§ Your task: Reproduce every line of the material below, but drop the pictures.

[Begin]

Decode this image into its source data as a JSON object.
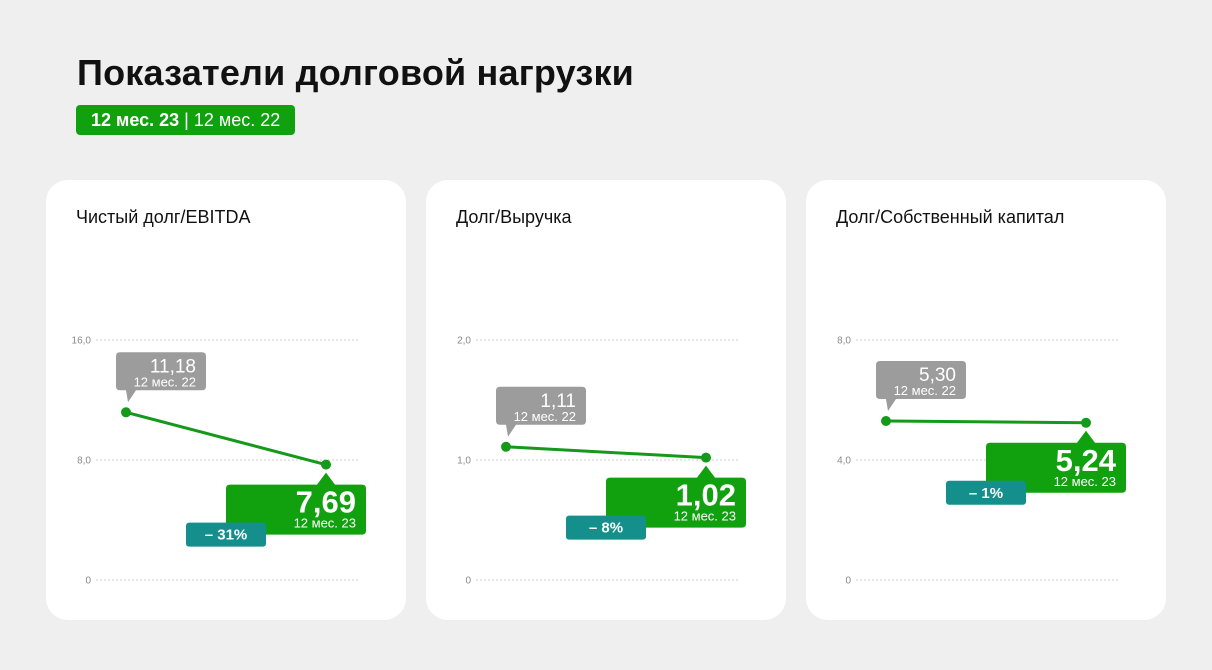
{
  "header": {
    "title": "Показатели долговой нагрузки",
    "period_current": "12 мес. 23",
    "period_separator": " | ",
    "period_previous": "12 мес. 22"
  },
  "colors": {
    "accent_green": "#11a10f",
    "line_green": "#15991a",
    "previous_gray": "#9c9c9c",
    "delta_teal": "#148f8c",
    "card_bg": "#ffffff",
    "page_bg": "#efefef"
  },
  "chart_data": [
    {
      "type": "line",
      "title": "Чистый долг/EBITDA",
      "x": [
        "12 мес. 22",
        "12 мес. 23"
      ],
      "values": [
        11.18,
        7.69
      ],
      "value_labels": [
        "11,18",
        "7,69"
      ],
      "period_labels": [
        "12 мес. 22",
        "12 мес. 23"
      ],
      "yticks": [
        0,
        8,
        16
      ],
      "ytick_labels": [
        "0",
        "8,0",
        "16,0"
      ],
      "ylim": [
        0,
        16
      ],
      "delta_label": "– 31%",
      "grid": true
    },
    {
      "type": "line",
      "title": "Долг/Выручка",
      "x": [
        "12 мес. 22",
        "12 мес. 23"
      ],
      "values": [
        1.11,
        1.02
      ],
      "value_labels": [
        "1,11",
        "1,02"
      ],
      "period_labels": [
        "12 мес. 22",
        "12 мес. 23"
      ],
      "yticks": [
        0,
        1,
        2
      ],
      "ytick_labels": [
        "0",
        "1,0",
        "2,0"
      ],
      "ylim": [
        0,
        2
      ],
      "delta_label": "– 8%",
      "grid": true
    },
    {
      "type": "line",
      "title": "Долг/Собственный капитал",
      "x": [
        "12 мес. 22",
        "12 мес. 23"
      ],
      "values": [
        5.3,
        5.24
      ],
      "value_labels": [
        "5,30",
        "5,24"
      ],
      "period_labels": [
        "12 мес. 22",
        "12 мес. 23"
      ],
      "yticks": [
        0,
        4,
        8
      ],
      "ytick_labels": [
        "0",
        "4,0",
        "8,0"
      ],
      "ylim": [
        0,
        8
      ],
      "delta_label": "– 1%",
      "grid": true
    }
  ]
}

[End]

§ Solution:
Decode this image into its source data as a JSON object.
{
  "header": {
    "title": "Показатели долговой нагрузки",
    "period_current": "12 мес. 23",
    "period_separator": " | ",
    "period_previous": "12 мес. 22"
  },
  "colors": {
    "accent_green": "#11a10f",
    "line_green": "#15991a",
    "previous_gray": "#9c9c9c",
    "delta_teal": "#148f8c",
    "card_bg": "#ffffff",
    "page_bg": "#efefef"
  },
  "chart_data": [
    {
      "type": "line",
      "title": "Чистый долг/EBITDA",
      "x": [
        "12 мес. 22",
        "12 мес. 23"
      ],
      "values": [
        11.18,
        7.69
      ],
      "value_labels": [
        "11,18",
        "7,69"
      ],
      "period_labels": [
        "12 мес. 22",
        "12 мес. 23"
      ],
      "yticks": [
        0,
        8,
        16
      ],
      "ytick_labels": [
        "0",
        "8,0",
        "16,0"
      ],
      "ylim": [
        0,
        16
      ],
      "delta_label": "– 31%",
      "grid": true
    },
    {
      "type": "line",
      "title": "Долг/Выручка",
      "x": [
        "12 мес. 22",
        "12 мес. 23"
      ],
      "values": [
        1.11,
        1.02
      ],
      "value_labels": [
        "1,11",
        "1,02"
      ],
      "period_labels": [
        "12 мес. 22",
        "12 мес. 23"
      ],
      "yticks": [
        0,
        1,
        2
      ],
      "ytick_labels": [
        "0",
        "1,0",
        "2,0"
      ],
      "ylim": [
        0,
        2
      ],
      "delta_label": "– 8%",
      "grid": true
    },
    {
      "type": "line",
      "title": "Долг/Собственный капитал",
      "x": [
        "12 мес. 22",
        "12 мес. 23"
      ],
      "values": [
        5.3,
        5.24
      ],
      "value_labels": [
        "5,30",
        "5,24"
      ],
      "period_labels": [
        "12 мес. 22",
        "12 мес. 23"
      ],
      "yticks": [
        0,
        4,
        8
      ],
      "ytick_labels": [
        "0",
        "4,0",
        "8,0"
      ],
      "ylim": [
        0,
        8
      ],
      "delta_label": "– 1%",
      "grid": true
    }
  ]
}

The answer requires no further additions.